EXERCISE DIRECTIONS: Everything in the data should be repeated exactly, save for the images.

DATA SHOWN:
══════════
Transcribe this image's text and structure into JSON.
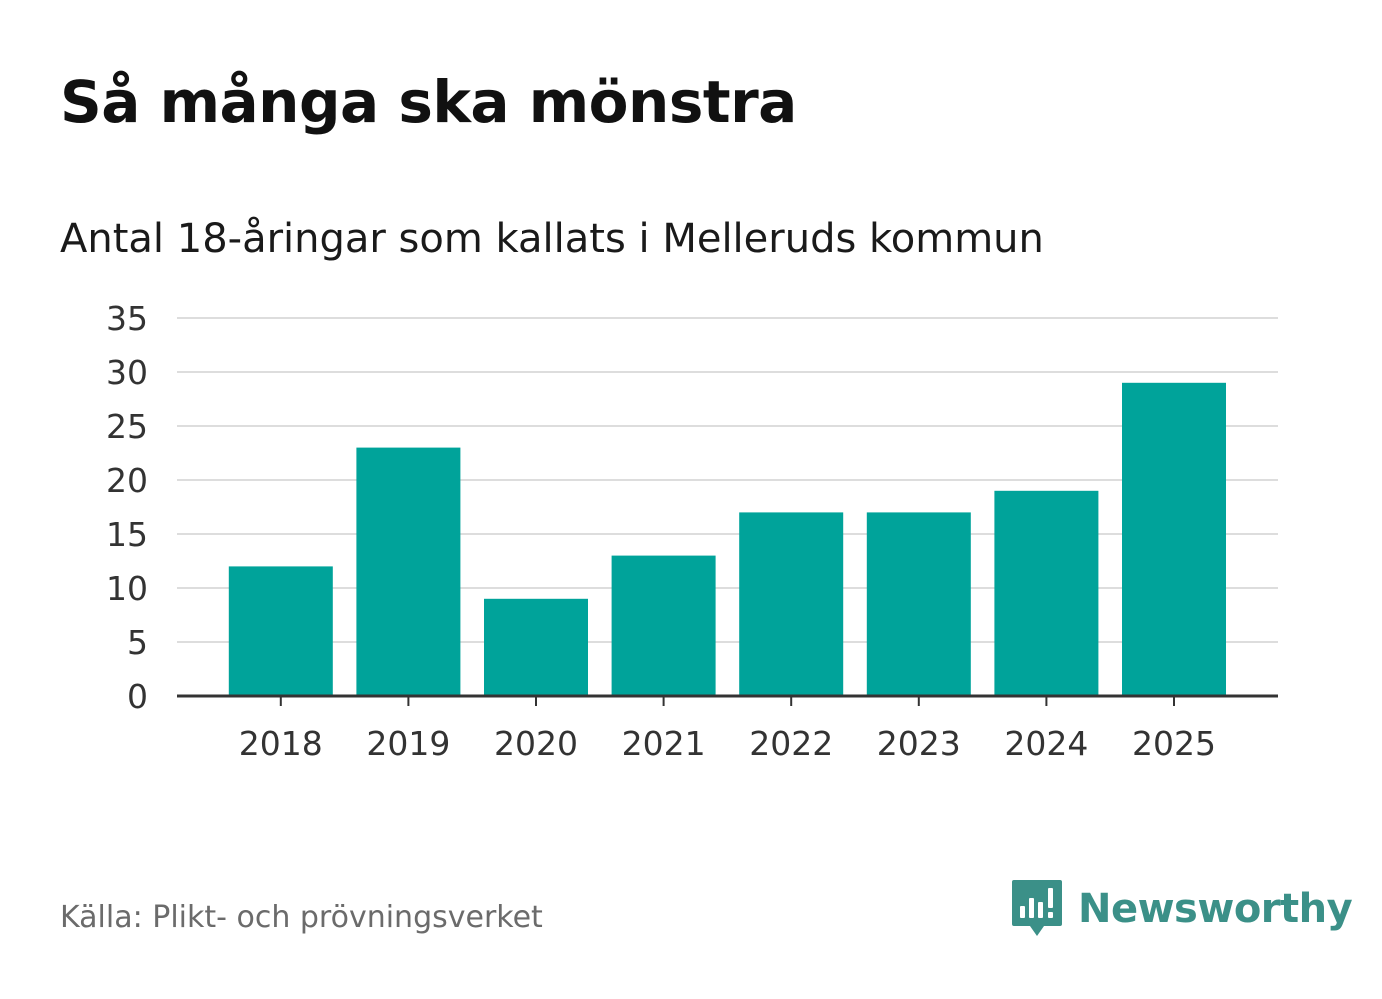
{
  "title": "Så många ska mönstra",
  "subtitle": "Antal 18-åringar som kallats i Melleruds kommun",
  "source": "Källa: Plikt- och prövningsverket",
  "brand": {
    "name": "Newsworthy",
    "icon": "newsworthy-logo-icon",
    "color": "#3b9088"
  },
  "colors": {
    "bar": "#00a39a",
    "grid": "#dddddd",
    "axis": "#333333"
  },
  "chart_data": {
    "type": "bar",
    "title": "Så många ska mönstra",
    "subtitle": "Antal 18-åringar som kallats i Melleruds kommun",
    "categories": [
      "2018",
      "2019",
      "2020",
      "2021",
      "2022",
      "2023",
      "2024",
      "2025"
    ],
    "values": [
      12,
      23,
      9,
      13,
      17,
      17,
      19,
      29
    ],
    "xlabel": "",
    "ylabel": "",
    "ylim": [
      0,
      35
    ],
    "yticks": [
      "0",
      "5",
      "10",
      "15",
      "20",
      "25",
      "30",
      "35"
    ],
    "grid": true,
    "legend": "none"
  }
}
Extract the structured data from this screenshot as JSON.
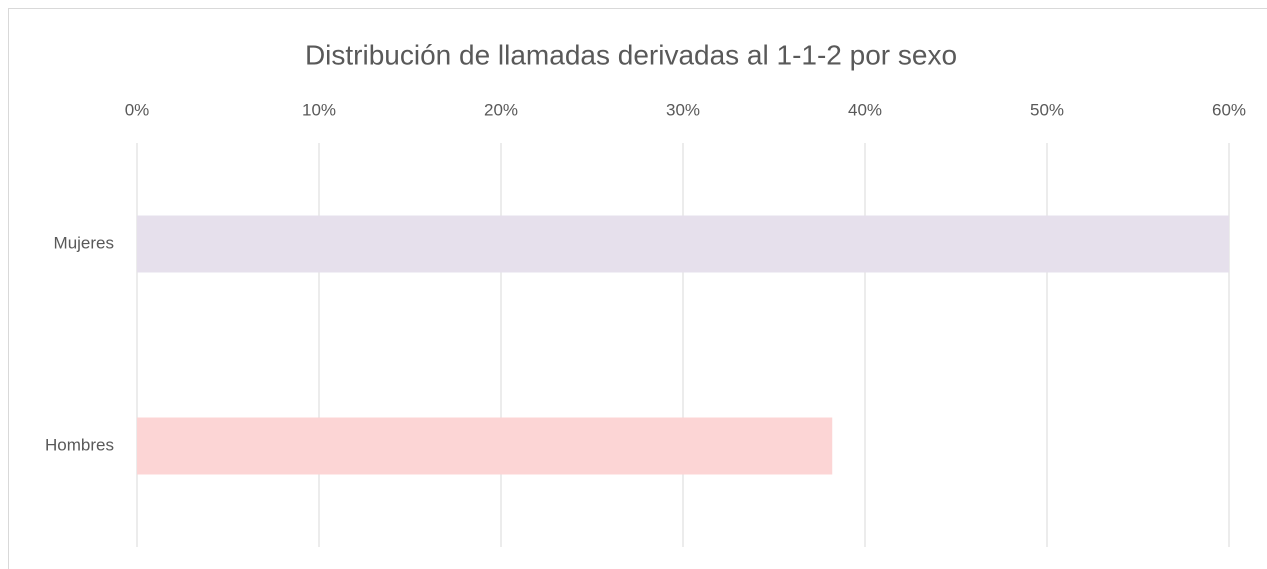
{
  "chart_data": {
    "type": "hbar",
    "title": "Distribución de llamadas derivadas al 1-1-2 por sexo",
    "categories": [
      "Mujeres",
      "Hombres"
    ],
    "values": [
      60,
      38.2
    ],
    "colors": [
      "#e6e0ec",
      "#fcd5d5"
    ],
    "xlim": [
      0,
      60
    ],
    "xticks": [
      {
        "value": 0,
        "label": "0%"
      },
      {
        "value": 10,
        "label": "10%"
      },
      {
        "value": 20,
        "label": "20%"
      },
      {
        "value": 30,
        "label": "30%"
      },
      {
        "value": 40,
        "label": "40%"
      },
      {
        "value": 50,
        "label": "50%"
      },
      {
        "value": 60,
        "label": "60%"
      }
    ],
    "grid": true
  }
}
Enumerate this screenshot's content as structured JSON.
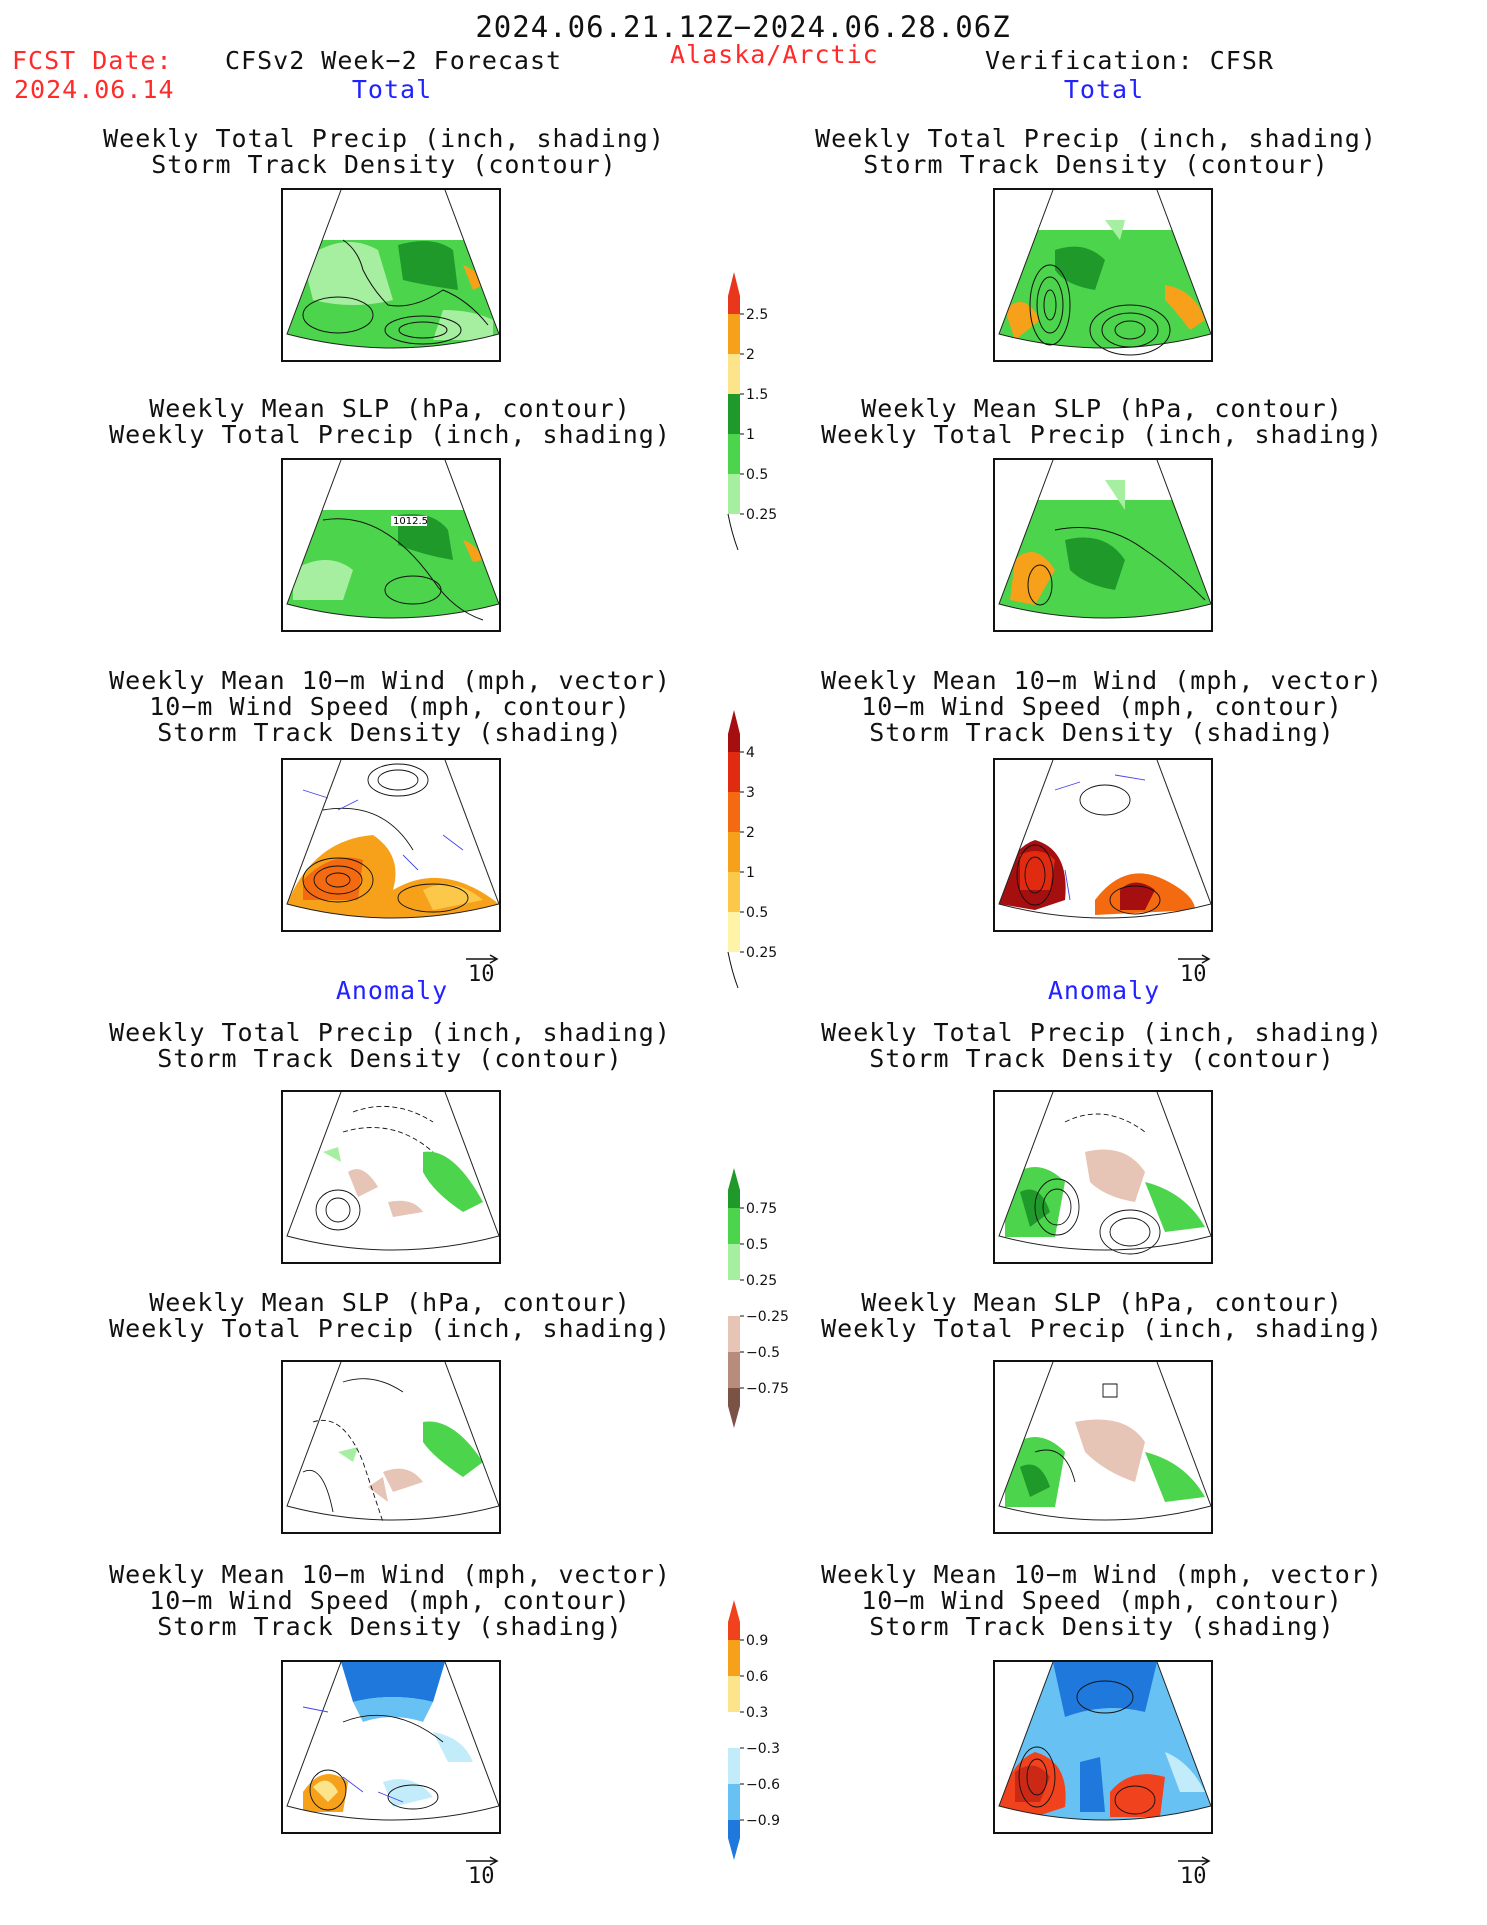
{
  "header": {
    "valid_period": "2024.06.21.12Z−2024.06.28.06Z",
    "fcst_date_label": "FCST Date:",
    "fcst_date": "2024.06.14",
    "model_title": "CFSv2 Week−2 Forecast",
    "region": "Alaska/Arctic",
    "verification": "Verification: CFSR"
  },
  "sections": {
    "total": "Total",
    "anomaly": "Anomaly"
  },
  "panel_titles": {
    "precip_storm": [
      "Weekly Total Precip (inch, shading)",
      "Storm Track Density (contour)"
    ],
    "slp_precip": [
      "Weekly Mean SLP (hPa, contour)",
      "Weekly Total Precip (inch, shading)"
    ],
    "wind_storm": [
      "Weekly Mean 10−m Wind (mph, vector)",
      "10−m Wind Speed (mph, contour)",
      "Storm Track Density (shading)"
    ]
  },
  "vector_reference": "10",
  "contour_label": "1012.5",
  "colorbars": {
    "precip_total": {
      "labels": [
        "2.5",
        "2",
        "1.5",
        "1",
        "0.5",
        "0.25"
      ],
      "colors": [
        "#e8371c",
        "#f7a11a",
        "#fbe48a",
        "#1f9a2a",
        "#4cd44c",
        "#a6eea0"
      ]
    },
    "storm_total": {
      "labels": [
        "4",
        "3",
        "2",
        "1",
        "0.5",
        "0.25"
      ],
      "colors": [
        "#a50f0f",
        "#e02b10",
        "#f46a10",
        "#f7a11a",
        "#fbc84a",
        "#fff3a8"
      ]
    },
    "precip_anomaly": {
      "labels": [
        "0.75",
        "0.5",
        "0.25",
        "−0.25",
        "−0.5",
        "−0.75"
      ],
      "colors": [
        "#1f9a2a",
        "#4cd44c",
        "#a6eea0",
        "#ffffff",
        "#e6c4b6",
        "#b78c7c",
        "#7a5346"
      ]
    },
    "storm_anomaly": {
      "labels": [
        "0.9",
        "0.6",
        "0.3",
        "−0.3",
        "−0.6",
        "−0.9"
      ],
      "colors": [
        "#f0421c",
        "#f7a11a",
        "#fbe48a",
        "#ffffff",
        "#c3ecfb",
        "#67c2f3",
        "#1f78dc"
      ]
    }
  }
}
══════════
PROBLEM SOLUTION:
Transcribe this image's text and structure into JSON.
{
  "title": "Så många ska mönstra",
  "subtitle": "Antal 18-åringar som kallats i Melleruds kommun",
  "source": "Källa: Plikt- och prövningsverket",
  "brand": {
    "name": "Newsworthy",
    "icon": "newsworthy-logo-icon",
    "color": "#3b9088"
  },
  "colors": {
    "bar": "#00a39a",
    "grid": "#dddddd",
    "axis": "#333333"
  },
  "chart_data": {
    "type": "bar",
    "title": "Så många ska mönstra",
    "subtitle": "Antal 18-åringar som kallats i Melleruds kommun",
    "categories": [
      "2018",
      "2019",
      "2020",
      "2021",
      "2022",
      "2023",
      "2024",
      "2025"
    ],
    "values": [
      12,
      23,
      9,
      13,
      17,
      17,
      19,
      29
    ],
    "xlabel": "",
    "ylabel": "",
    "ylim": [
      0,
      35
    ],
    "yticks": [
      "0",
      "5",
      "10",
      "15",
      "20",
      "25",
      "30",
      "35"
    ],
    "grid": true,
    "legend": "none"
  }
}
Extract the structured data from this screenshot as JSON.
{
  "chart_data": {
    "type": "hbar",
    "title": "Distribución de llamadas derivadas al 1-1-2 por sexo",
    "categories": [
      "Mujeres",
      "Hombres"
    ],
    "values": [
      60,
      38.2
    ],
    "colors": [
      "#e6e0ec",
      "#fcd5d5"
    ],
    "xlim": [
      0,
      60
    ],
    "xticks": [
      {
        "value": 0,
        "label": "0%"
      },
      {
        "value": 10,
        "label": "10%"
      },
      {
        "value": 20,
        "label": "20%"
      },
      {
        "value": 30,
        "label": "30%"
      },
      {
        "value": 40,
        "label": "40%"
      },
      {
        "value": 50,
        "label": "50%"
      },
      {
        "value": 60,
        "label": "60%"
      }
    ],
    "grid": true
  }
}
Enumerate this screenshot's content as structured JSON.
{
  "header": {
    "valid_period": "2024.06.21.12Z−2024.06.28.06Z",
    "fcst_date_label": "FCST Date:",
    "fcst_date": "2024.06.14",
    "model_title": "CFSv2 Week−2 Forecast",
    "region": "Alaska/Arctic",
    "verification": "Verification: CFSR"
  },
  "sections": {
    "total": "Total",
    "anomaly": "Anomaly"
  },
  "panel_titles": {
    "precip_storm": [
      "Weekly Total Precip (inch, shading)",
      "Storm Track Density (contour)"
    ],
    "slp_precip": [
      "Weekly Mean SLP (hPa, contour)",
      "Weekly Total Precip (inch, shading)"
    ],
    "wind_storm": [
      "Weekly Mean 10−m Wind (mph, vector)",
      "10−m Wind Speed (mph, contour)",
      "Storm Track Density (shading)"
    ]
  },
  "vector_reference": "10",
  "contour_label": "1012.5",
  "colorbars": {
    "precip_total": {
      "labels": [
        "2.5",
        "2",
        "1.5",
        "1",
        "0.5",
        "0.25"
      ],
      "colors": [
        "#e8371c",
        "#f7a11a",
        "#fbe48a",
        "#1f9a2a",
        "#4cd44c",
        "#a6eea0"
      ]
    },
    "storm_total": {
      "labels": [
        "4",
        "3",
        "2",
        "1",
        "0.5",
        "0.25"
      ],
      "colors": [
        "#a50f0f",
        "#e02b10",
        "#f46a10",
        "#f7a11a",
        "#fbc84a",
        "#fff3a8"
      ]
    },
    "precip_anomaly": {
      "labels": [
        "0.75",
        "0.5",
        "0.25",
        "−0.25",
        "−0.5",
        "−0.75"
      ],
      "colors": [
        "#1f9a2a",
        "#4cd44c",
        "#a6eea0",
        "#ffffff",
        "#e6c4b6",
        "#b78c7c",
        "#7a5346"
      ]
    },
    "storm_anomaly": {
      "labels": [
        "0.9",
        "0.6",
        "0.3",
        "−0.3",
        "−0.6",
        "−0.9"
      ],
      "colors": [
        "#f0421c",
        "#f7a11a",
        "#fbe48a",
        "#ffffff",
        "#c3ecfb",
        "#67c2f3",
        "#1f78dc"
      ]
    }
  }
}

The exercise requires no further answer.